* Start Data section *

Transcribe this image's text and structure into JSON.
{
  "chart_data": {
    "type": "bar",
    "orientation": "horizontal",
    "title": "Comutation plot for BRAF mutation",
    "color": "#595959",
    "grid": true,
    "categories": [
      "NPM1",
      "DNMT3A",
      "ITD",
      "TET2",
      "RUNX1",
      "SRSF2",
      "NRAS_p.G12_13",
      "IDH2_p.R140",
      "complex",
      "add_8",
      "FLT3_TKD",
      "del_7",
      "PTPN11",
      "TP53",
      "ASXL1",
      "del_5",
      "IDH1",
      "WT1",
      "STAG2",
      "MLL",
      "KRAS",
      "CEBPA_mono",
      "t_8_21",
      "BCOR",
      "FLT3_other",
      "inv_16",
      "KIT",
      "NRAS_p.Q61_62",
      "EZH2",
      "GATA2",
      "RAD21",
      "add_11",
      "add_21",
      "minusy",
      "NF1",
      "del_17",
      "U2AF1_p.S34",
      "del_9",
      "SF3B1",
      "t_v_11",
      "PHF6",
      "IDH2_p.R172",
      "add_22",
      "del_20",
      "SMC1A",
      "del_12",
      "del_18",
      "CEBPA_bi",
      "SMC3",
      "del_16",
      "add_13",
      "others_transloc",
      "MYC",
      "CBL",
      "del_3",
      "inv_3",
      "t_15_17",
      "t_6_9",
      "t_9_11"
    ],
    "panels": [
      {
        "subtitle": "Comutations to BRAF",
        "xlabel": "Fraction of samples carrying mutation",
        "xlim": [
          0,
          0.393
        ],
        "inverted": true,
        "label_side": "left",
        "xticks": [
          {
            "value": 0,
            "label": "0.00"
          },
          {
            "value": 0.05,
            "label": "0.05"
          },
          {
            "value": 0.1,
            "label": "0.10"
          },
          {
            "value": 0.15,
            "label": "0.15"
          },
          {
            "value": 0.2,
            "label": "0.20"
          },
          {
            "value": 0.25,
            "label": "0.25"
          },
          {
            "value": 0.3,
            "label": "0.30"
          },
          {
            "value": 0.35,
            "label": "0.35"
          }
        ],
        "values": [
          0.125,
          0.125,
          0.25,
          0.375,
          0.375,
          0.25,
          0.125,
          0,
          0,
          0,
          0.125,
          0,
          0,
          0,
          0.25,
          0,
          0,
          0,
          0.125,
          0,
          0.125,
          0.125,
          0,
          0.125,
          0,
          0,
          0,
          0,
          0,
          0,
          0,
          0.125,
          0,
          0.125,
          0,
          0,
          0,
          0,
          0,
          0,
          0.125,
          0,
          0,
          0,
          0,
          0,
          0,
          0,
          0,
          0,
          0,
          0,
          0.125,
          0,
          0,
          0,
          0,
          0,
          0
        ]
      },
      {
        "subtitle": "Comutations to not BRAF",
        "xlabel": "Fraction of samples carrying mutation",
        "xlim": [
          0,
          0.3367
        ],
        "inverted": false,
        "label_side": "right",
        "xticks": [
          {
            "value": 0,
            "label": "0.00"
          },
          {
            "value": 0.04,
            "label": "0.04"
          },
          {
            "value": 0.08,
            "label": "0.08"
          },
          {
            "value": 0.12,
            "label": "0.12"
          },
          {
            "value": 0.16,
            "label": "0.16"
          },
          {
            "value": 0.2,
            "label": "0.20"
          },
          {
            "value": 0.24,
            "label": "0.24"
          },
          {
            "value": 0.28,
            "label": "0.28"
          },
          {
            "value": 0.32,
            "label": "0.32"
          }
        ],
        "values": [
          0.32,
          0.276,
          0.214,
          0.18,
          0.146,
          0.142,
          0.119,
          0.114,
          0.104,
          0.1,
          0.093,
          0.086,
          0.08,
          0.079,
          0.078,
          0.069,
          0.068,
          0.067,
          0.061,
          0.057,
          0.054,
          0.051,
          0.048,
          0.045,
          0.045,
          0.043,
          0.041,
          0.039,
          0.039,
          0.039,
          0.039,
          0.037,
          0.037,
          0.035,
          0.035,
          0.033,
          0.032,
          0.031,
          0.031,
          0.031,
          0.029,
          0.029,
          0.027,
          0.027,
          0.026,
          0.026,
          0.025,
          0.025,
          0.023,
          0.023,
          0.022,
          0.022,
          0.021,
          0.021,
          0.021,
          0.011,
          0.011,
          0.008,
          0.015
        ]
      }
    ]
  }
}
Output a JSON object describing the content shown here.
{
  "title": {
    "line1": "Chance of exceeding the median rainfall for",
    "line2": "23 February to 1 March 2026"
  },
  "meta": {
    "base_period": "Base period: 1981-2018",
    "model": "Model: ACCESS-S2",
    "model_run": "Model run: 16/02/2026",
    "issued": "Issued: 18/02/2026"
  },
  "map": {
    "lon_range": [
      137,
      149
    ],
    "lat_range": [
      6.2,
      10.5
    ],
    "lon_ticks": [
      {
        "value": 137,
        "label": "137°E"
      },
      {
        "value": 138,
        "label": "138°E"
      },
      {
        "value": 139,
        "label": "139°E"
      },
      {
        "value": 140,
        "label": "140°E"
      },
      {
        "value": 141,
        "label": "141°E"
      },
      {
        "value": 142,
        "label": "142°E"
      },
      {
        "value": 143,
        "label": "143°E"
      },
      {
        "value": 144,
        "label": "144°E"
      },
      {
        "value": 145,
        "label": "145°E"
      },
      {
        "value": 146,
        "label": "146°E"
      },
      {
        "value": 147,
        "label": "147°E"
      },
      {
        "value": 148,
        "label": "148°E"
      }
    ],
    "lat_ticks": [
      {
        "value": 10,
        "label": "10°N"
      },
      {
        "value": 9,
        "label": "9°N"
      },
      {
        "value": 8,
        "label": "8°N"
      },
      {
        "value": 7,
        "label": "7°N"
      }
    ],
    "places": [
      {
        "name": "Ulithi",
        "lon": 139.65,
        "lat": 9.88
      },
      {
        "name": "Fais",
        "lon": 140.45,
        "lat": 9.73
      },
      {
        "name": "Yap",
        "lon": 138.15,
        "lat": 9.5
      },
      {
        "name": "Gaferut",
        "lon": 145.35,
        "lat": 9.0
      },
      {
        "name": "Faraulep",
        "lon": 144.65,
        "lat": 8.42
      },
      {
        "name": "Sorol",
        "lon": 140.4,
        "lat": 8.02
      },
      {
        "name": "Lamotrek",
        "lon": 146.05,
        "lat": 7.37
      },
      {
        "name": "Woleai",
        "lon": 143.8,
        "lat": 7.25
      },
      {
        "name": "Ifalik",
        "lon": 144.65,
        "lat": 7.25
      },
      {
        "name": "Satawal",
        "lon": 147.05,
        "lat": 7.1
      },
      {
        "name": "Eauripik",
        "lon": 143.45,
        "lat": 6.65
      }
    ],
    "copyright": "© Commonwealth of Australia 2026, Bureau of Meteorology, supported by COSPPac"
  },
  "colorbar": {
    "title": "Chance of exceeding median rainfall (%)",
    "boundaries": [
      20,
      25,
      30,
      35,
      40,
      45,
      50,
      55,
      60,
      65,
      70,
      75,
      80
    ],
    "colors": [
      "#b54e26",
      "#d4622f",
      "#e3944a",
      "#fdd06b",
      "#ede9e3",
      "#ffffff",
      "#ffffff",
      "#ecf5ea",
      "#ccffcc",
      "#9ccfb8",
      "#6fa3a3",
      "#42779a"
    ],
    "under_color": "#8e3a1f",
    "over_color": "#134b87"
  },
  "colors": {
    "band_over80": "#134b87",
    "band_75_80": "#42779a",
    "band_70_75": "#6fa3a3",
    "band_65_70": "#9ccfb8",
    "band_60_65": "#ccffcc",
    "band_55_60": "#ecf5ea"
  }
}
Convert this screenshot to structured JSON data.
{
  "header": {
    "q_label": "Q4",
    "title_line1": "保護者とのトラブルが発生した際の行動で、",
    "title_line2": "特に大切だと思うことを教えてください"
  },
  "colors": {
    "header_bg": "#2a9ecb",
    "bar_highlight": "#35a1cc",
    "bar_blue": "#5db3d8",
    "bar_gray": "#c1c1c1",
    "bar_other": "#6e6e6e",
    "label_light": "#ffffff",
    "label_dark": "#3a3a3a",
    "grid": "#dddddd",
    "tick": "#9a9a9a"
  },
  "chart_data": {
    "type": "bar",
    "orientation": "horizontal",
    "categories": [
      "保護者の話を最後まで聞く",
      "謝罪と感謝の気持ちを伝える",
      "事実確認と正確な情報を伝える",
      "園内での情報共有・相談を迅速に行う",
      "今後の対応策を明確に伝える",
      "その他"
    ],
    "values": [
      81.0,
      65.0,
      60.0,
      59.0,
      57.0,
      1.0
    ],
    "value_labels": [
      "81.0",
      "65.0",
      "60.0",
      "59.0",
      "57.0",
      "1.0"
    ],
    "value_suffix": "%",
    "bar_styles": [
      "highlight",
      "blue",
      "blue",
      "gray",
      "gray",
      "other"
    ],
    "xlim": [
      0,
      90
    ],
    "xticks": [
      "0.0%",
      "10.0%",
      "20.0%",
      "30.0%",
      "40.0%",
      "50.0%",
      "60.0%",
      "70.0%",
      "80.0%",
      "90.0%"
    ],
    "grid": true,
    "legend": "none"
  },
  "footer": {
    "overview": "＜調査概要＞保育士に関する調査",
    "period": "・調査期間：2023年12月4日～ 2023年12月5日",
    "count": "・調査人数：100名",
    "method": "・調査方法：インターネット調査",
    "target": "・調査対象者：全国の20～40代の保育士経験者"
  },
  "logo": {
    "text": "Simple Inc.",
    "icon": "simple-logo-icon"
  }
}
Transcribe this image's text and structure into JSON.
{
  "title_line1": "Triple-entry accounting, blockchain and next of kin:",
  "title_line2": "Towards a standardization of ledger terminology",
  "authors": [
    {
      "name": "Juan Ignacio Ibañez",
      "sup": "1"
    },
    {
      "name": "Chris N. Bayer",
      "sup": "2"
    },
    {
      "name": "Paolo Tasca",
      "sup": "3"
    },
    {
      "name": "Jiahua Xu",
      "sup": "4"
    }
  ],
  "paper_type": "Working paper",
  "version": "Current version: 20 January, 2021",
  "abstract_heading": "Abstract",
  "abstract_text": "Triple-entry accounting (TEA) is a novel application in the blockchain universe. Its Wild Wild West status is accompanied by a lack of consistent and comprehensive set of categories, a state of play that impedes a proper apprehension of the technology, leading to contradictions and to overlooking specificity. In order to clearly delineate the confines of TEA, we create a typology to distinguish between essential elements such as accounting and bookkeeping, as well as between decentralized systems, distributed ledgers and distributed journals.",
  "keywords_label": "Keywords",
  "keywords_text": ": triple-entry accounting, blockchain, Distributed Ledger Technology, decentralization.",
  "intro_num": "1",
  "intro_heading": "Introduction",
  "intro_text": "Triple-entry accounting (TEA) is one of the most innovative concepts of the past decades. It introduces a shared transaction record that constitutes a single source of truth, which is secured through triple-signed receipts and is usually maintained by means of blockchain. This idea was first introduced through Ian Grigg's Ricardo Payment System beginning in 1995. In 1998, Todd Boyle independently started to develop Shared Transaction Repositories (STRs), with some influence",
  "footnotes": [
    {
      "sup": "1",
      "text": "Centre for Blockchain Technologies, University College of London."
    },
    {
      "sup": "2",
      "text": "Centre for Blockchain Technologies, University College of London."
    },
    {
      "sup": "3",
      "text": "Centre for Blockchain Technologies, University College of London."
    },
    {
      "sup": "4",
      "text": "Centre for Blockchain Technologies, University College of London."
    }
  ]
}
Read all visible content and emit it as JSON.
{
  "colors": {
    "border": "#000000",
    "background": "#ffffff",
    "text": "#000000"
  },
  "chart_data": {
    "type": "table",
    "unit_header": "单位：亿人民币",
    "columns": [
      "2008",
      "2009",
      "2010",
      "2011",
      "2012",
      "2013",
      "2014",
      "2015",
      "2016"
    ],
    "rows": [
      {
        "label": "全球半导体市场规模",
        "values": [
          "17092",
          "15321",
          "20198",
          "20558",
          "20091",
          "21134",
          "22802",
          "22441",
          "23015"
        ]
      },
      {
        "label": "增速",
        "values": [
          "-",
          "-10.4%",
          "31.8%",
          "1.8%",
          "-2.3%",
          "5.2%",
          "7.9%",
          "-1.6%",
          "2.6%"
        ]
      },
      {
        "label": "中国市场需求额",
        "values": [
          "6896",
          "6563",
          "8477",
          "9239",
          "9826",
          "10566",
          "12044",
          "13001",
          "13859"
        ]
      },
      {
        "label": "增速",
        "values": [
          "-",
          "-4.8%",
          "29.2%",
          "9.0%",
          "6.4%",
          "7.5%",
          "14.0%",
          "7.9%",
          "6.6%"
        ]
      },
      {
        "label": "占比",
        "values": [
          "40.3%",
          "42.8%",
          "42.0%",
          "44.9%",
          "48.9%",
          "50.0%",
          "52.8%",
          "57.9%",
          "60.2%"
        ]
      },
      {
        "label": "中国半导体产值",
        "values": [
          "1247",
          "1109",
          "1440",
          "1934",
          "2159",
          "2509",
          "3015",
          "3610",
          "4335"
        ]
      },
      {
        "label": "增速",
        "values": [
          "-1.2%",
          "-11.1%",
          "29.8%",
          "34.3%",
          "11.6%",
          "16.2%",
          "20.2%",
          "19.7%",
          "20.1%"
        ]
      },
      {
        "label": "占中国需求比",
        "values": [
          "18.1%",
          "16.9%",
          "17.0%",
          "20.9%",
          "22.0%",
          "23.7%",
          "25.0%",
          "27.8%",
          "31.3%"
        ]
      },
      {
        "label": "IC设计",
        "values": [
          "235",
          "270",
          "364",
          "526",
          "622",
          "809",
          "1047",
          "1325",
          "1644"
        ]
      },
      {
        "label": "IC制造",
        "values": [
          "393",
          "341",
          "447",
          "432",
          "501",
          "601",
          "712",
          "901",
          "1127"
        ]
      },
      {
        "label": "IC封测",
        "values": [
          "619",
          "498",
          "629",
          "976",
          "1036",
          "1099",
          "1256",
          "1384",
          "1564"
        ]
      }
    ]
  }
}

* End Data section *

● **The exercise**:
Reply with one number only: how many lines of the listing hold "JSON"?

● **Completed exercise**:
5